> **What is needed**
Copy each line with the word "codemap" in it.

::: Given entries

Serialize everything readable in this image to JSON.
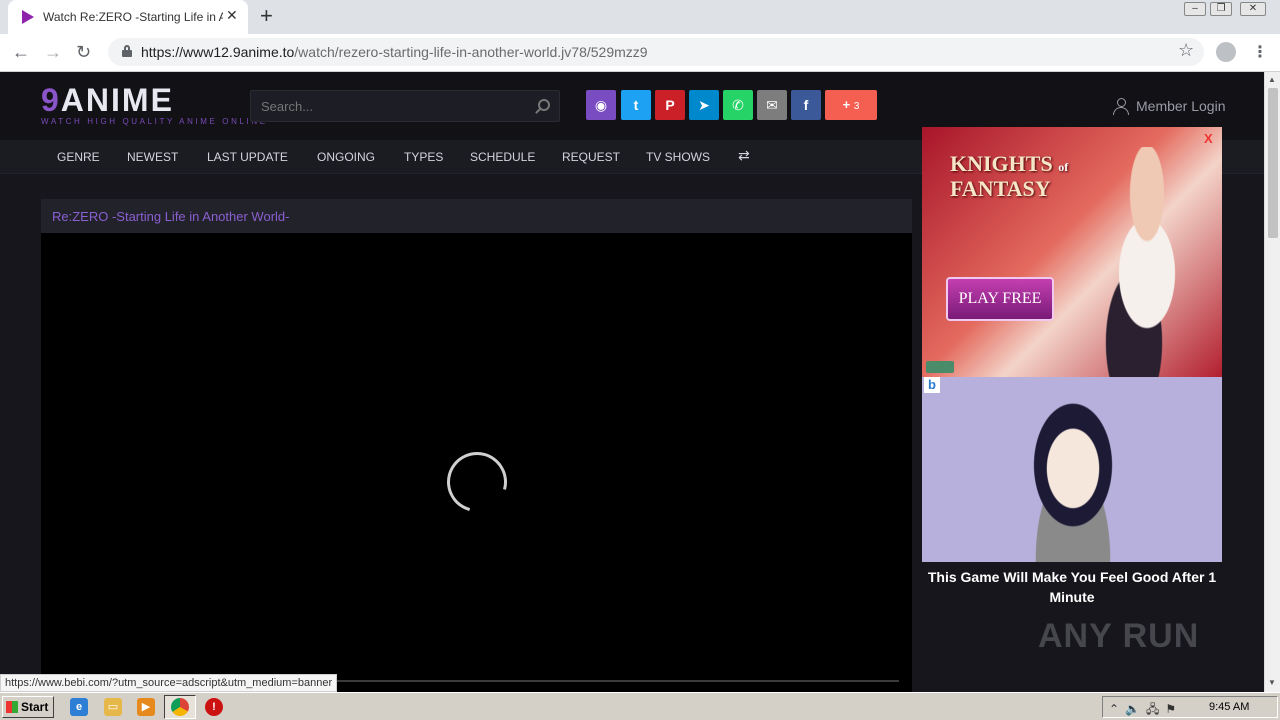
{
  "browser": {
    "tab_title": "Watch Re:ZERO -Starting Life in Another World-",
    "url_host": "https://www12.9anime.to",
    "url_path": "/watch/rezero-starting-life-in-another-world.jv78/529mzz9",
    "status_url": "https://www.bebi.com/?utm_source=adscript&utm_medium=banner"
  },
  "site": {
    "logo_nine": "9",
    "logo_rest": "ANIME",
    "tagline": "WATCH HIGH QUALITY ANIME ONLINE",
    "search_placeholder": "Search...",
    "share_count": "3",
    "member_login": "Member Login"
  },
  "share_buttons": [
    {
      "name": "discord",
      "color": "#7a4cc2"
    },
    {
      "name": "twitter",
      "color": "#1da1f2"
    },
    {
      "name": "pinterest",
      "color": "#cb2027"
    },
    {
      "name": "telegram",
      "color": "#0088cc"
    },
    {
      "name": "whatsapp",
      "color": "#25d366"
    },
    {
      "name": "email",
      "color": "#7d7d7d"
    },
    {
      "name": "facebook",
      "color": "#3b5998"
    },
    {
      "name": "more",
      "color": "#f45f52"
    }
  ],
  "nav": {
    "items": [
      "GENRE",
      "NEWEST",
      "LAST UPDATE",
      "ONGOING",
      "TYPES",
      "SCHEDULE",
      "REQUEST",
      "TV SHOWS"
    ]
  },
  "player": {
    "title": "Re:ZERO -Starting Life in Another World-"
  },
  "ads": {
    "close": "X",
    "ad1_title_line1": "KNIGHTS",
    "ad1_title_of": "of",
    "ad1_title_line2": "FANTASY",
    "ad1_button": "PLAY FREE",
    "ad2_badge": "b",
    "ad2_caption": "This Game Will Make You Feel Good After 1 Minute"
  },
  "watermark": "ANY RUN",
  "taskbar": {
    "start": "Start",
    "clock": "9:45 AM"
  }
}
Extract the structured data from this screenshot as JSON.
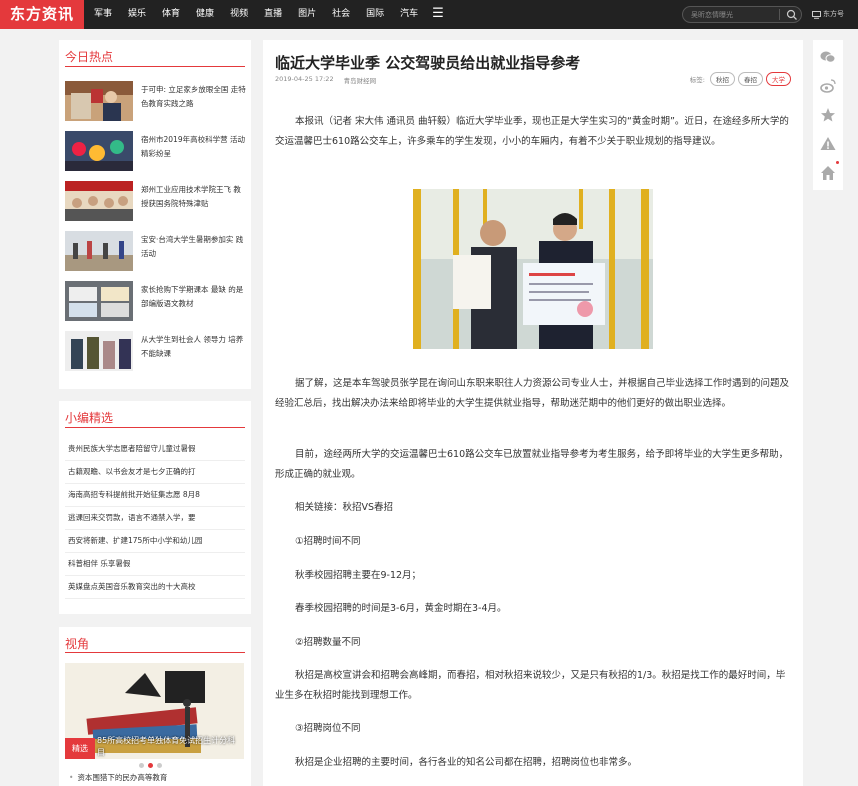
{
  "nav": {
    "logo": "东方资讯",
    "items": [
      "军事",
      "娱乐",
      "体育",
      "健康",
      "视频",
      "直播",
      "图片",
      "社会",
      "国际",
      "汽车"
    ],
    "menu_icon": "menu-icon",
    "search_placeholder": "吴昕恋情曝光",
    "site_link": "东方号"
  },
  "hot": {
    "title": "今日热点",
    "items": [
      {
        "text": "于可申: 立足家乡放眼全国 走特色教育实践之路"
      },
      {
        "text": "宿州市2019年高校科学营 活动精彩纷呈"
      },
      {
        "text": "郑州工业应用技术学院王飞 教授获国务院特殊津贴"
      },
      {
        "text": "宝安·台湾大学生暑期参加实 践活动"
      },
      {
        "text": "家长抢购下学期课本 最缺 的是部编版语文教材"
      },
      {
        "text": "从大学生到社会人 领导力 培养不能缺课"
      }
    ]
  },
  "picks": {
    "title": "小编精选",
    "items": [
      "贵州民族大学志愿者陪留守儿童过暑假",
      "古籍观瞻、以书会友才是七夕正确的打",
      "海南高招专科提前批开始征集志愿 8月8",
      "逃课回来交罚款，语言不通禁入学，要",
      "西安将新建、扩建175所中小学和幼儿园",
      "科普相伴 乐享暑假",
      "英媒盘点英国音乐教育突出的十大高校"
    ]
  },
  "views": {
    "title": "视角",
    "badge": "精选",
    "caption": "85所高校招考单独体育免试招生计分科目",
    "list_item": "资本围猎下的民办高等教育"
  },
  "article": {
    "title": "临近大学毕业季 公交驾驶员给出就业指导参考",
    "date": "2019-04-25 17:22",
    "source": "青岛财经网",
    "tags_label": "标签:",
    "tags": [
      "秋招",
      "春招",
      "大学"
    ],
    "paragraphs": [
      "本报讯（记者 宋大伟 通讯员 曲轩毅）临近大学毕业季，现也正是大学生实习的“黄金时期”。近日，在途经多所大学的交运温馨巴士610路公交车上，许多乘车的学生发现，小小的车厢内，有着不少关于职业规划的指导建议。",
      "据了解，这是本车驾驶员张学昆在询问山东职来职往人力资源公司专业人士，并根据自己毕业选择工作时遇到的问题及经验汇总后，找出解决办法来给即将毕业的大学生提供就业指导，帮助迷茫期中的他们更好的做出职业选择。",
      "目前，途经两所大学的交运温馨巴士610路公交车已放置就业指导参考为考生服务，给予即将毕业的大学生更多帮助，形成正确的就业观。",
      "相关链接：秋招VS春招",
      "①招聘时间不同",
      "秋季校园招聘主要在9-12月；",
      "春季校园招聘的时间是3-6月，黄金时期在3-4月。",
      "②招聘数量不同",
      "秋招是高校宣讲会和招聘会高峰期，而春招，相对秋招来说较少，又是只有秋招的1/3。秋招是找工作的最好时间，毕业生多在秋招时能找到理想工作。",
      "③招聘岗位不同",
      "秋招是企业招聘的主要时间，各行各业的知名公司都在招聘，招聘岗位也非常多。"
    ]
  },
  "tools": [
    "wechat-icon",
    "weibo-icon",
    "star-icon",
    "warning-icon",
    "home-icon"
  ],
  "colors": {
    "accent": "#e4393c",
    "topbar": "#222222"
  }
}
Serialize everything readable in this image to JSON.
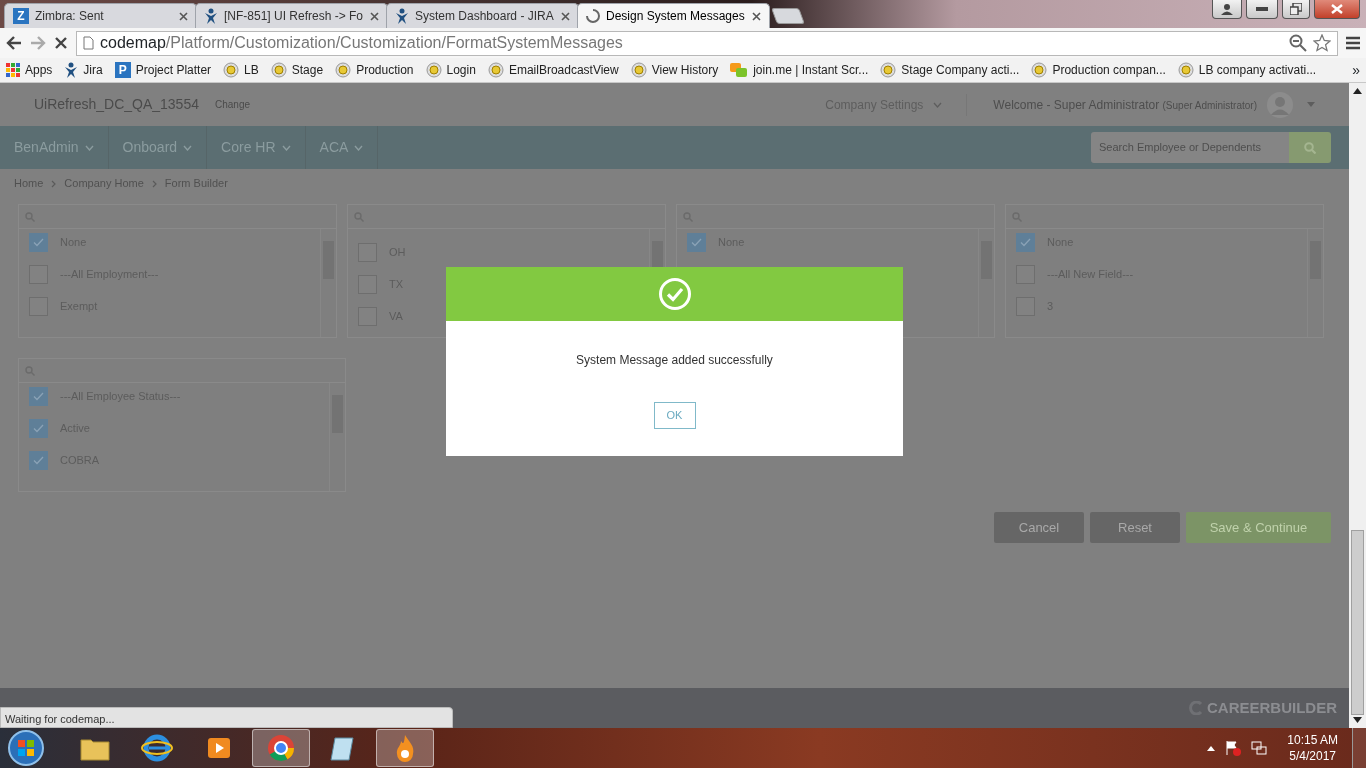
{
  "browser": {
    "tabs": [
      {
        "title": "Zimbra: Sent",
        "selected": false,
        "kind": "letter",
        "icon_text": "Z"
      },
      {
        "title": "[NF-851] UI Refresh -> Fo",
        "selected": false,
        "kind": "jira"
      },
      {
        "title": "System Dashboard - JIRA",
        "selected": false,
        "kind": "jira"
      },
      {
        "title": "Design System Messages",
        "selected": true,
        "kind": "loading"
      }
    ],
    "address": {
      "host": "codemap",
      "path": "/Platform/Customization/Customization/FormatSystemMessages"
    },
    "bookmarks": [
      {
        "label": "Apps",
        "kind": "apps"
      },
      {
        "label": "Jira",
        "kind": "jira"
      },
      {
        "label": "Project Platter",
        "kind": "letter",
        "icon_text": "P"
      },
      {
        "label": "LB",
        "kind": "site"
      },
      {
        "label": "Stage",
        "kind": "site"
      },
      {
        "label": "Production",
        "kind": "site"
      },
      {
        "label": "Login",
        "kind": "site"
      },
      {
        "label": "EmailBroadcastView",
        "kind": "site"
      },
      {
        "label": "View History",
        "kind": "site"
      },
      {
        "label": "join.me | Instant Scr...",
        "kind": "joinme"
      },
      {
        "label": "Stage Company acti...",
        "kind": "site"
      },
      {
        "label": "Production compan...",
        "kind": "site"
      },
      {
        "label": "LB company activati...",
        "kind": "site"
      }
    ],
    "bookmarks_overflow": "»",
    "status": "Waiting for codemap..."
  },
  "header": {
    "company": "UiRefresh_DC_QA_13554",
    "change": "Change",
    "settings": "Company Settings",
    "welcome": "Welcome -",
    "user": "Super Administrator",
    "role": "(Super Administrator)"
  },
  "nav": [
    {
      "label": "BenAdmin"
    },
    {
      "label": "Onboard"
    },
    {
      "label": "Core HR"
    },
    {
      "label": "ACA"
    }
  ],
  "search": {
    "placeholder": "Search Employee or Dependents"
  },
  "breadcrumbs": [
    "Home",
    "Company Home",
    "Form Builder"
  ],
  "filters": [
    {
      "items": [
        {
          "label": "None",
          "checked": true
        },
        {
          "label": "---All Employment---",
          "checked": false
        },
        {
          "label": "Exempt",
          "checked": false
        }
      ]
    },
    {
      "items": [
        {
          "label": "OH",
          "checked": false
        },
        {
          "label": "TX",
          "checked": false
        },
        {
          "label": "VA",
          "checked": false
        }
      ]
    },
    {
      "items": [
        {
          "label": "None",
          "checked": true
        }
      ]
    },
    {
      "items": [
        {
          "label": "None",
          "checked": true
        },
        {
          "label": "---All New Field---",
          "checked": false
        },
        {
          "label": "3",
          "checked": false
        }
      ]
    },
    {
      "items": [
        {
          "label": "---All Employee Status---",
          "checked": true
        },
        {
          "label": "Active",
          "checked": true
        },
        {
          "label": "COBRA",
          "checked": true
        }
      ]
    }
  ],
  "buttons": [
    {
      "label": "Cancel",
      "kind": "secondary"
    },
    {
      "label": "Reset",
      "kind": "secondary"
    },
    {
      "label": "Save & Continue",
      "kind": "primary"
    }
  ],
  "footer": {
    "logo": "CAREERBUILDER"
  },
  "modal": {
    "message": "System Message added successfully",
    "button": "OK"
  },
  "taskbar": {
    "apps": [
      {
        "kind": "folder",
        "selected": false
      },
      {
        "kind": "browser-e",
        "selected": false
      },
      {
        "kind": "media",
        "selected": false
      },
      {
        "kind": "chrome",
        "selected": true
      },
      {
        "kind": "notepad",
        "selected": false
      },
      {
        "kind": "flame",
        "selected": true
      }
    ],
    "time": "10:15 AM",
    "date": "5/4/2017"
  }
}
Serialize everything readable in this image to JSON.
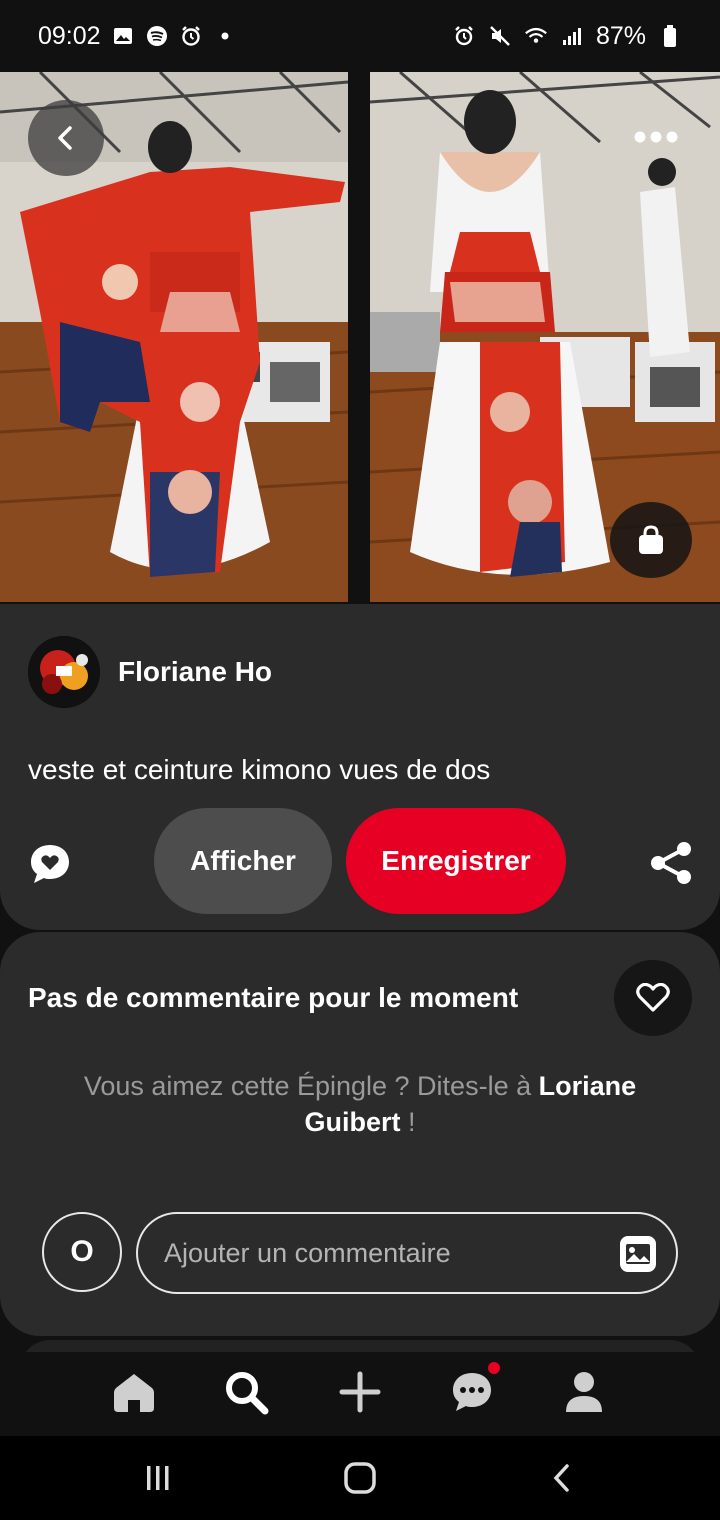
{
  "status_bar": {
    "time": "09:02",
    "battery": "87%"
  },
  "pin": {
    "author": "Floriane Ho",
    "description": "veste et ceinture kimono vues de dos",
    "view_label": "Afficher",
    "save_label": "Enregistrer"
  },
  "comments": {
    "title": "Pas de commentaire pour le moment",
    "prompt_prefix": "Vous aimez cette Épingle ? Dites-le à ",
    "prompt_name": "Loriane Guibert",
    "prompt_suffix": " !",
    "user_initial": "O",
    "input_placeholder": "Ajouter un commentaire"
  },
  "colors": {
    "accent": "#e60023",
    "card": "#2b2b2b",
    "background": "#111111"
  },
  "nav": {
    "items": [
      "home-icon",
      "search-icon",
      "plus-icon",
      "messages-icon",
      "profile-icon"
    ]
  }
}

::::::

> **Result of this task**
      "host": "codemap",
    "status": "Waiting for codemap..."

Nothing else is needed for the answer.